* [Excerpt to read]:
## Begin
Mignon, is a 1915 American silent drama film directed by William Nigh with production supervised by Alexander E. Beyfuss, based on the 1866 opera Mignon that was from the 1795-96 novel Wilhelm Meisters Lehrjahre by Johann Wolfgang von Goethe.

Plot
The nobleman Lothario seduces Musette, the daughter of Giarno, the leader of the nearby Gypsy camp. When Musette learns that Lothario is married and has a baby, Mignon, she jumps off a cliff. For revenge, Giarno kidnaps Mignon. After Lothario's wife dies of grief, Lothario becomes a mad, wandering minstrel.

When Mignon is sixteen, the young nobleman Wilhelm Meister, seeing her mistreatment, buys Mignon from Giarno. Mignon falls in love with Wilhelm, but she believes that he loves the actress Filina. At a fete, Filina locks Mignon, whom Lothario has befriended, into her room. Filina traps Wilhelm into proposing, but as he announces their engagement, Lothario, acting on Mignon's earlier suggestions, sets the castle on fire. Wilhelm rescues Mignon, but because she still believes that he loves Filina, she leaves with Lothario. When an innkeeper recognizes Lothario and shows him a piece of the baby Mignon's belt, Lothario's memory returns. As Mignon has the other piece, she is revealed to be his daughter. Wilhelm finds them, and he and Mignon vow to marry.
## End
* [Description of the task]:
Please print the passage of the Mignon film summary from "When Mignon is" to "vow to marry." word for word.

* [Supplied material]:
## Begin
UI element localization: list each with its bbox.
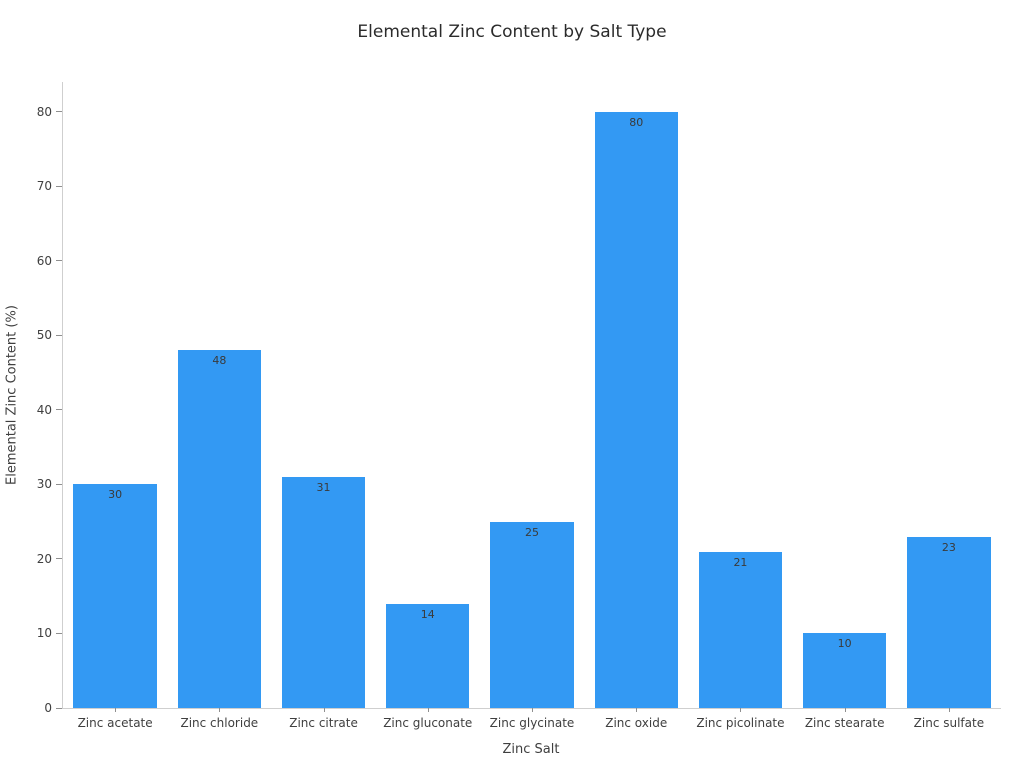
## End
* [Problem solution]:
When Mignon is sixteen, the young nobleman Wilhelm Meister, seeing her mistreatment, buys Mignon from Giarno. Mignon falls in love with Wilhelm, but she believes that he loves the actress Filina. At a fete, Filina locks Mignon, whom Lothario has befriended, into her room. Filina traps Wilhelm into proposing, but as he announces their engagement, Lothario, acting on Mignon's earlier suggestions, sets the castle on fire. Wilhelm rescues Mignon, but because she still believes that he loves Filina, she leaves with Lothario. When an innkeeper recognizes Lothario and shows him a piece of the baby Mignon's belt, Lothario's memory returns. As Mignon has the other piece, she is revealed to be his daughter. Wilhelm finds them, and he and Mignon vow to marry.